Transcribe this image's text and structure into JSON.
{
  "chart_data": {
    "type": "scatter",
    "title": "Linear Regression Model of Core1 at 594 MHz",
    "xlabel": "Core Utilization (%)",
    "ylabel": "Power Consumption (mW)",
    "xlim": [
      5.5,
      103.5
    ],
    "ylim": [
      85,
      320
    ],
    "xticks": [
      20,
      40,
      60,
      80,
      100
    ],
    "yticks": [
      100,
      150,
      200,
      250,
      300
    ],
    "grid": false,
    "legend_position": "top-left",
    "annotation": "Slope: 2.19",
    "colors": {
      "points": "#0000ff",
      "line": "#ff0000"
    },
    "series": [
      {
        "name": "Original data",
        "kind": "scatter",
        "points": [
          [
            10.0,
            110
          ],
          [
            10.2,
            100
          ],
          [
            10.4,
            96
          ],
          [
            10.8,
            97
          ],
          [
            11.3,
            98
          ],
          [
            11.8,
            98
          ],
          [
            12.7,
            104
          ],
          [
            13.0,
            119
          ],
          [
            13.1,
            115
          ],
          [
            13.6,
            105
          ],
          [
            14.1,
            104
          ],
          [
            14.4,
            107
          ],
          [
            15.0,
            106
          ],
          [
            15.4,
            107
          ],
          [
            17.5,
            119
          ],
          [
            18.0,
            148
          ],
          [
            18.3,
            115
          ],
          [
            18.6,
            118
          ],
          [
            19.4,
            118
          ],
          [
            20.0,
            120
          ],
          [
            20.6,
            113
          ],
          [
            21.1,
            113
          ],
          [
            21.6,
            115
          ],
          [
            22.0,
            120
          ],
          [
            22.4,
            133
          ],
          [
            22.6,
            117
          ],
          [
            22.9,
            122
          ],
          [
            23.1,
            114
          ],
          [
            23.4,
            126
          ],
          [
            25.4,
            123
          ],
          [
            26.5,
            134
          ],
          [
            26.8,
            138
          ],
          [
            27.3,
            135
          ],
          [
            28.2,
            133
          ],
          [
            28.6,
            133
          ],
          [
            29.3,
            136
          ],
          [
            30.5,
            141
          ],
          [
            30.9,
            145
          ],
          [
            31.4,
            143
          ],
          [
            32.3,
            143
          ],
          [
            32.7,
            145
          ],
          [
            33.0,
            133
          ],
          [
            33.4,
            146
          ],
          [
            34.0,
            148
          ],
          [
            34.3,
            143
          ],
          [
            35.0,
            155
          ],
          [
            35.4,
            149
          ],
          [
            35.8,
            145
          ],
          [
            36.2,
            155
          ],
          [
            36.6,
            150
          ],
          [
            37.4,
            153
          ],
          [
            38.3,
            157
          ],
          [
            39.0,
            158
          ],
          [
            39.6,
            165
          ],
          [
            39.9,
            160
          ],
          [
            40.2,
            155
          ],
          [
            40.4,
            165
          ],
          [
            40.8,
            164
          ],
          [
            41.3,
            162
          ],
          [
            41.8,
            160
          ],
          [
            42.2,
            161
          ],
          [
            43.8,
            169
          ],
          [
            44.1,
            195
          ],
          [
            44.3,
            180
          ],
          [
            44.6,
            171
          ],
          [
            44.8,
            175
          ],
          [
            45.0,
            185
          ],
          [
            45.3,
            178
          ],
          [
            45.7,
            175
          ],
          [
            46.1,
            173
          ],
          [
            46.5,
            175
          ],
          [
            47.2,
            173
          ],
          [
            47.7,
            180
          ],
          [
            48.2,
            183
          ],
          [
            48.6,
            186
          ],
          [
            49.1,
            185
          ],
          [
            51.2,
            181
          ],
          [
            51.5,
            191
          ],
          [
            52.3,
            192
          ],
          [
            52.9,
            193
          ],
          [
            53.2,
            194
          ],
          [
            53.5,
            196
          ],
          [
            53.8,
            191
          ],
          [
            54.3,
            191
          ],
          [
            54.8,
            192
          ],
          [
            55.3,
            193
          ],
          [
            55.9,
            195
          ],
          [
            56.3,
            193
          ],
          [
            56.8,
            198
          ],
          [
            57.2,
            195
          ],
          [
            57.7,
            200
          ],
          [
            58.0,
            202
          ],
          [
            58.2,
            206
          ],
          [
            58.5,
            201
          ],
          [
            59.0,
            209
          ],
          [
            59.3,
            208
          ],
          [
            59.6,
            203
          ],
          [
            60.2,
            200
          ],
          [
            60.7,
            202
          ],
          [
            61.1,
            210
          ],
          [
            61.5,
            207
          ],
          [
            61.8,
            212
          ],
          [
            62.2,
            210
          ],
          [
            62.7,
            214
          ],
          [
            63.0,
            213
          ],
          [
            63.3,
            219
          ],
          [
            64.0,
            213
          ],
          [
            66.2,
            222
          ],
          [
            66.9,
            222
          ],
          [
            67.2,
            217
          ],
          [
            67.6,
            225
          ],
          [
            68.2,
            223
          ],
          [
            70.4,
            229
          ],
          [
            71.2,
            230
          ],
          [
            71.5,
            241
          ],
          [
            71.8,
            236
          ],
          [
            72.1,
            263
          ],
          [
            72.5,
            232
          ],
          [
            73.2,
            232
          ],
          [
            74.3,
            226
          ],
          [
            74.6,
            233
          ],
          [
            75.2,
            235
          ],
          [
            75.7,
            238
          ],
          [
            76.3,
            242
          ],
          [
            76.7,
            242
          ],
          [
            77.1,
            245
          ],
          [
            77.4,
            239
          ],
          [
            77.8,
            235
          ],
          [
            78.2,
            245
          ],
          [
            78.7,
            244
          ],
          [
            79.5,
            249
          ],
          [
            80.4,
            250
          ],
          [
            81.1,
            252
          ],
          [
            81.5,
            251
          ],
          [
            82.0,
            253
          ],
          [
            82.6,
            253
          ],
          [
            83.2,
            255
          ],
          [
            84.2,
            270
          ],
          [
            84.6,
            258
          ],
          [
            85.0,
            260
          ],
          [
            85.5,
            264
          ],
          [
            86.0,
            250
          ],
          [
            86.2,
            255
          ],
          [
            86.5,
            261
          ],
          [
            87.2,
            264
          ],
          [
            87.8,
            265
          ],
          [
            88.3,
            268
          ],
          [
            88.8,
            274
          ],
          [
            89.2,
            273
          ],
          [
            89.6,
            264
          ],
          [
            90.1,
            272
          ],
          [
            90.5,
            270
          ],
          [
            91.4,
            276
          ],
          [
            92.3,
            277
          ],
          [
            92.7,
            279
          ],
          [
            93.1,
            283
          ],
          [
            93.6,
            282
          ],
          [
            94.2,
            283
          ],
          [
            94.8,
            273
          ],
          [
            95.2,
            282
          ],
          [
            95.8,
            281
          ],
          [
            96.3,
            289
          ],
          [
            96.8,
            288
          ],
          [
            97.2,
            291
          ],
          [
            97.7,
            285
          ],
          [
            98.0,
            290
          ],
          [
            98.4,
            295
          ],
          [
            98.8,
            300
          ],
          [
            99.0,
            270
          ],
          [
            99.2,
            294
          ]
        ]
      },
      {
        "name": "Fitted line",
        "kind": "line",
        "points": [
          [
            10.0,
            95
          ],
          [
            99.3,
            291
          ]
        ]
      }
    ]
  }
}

..........

Work out how many lines of the listing above include the word "name". Report only the number.

RESULT FOR THIS TASK:
2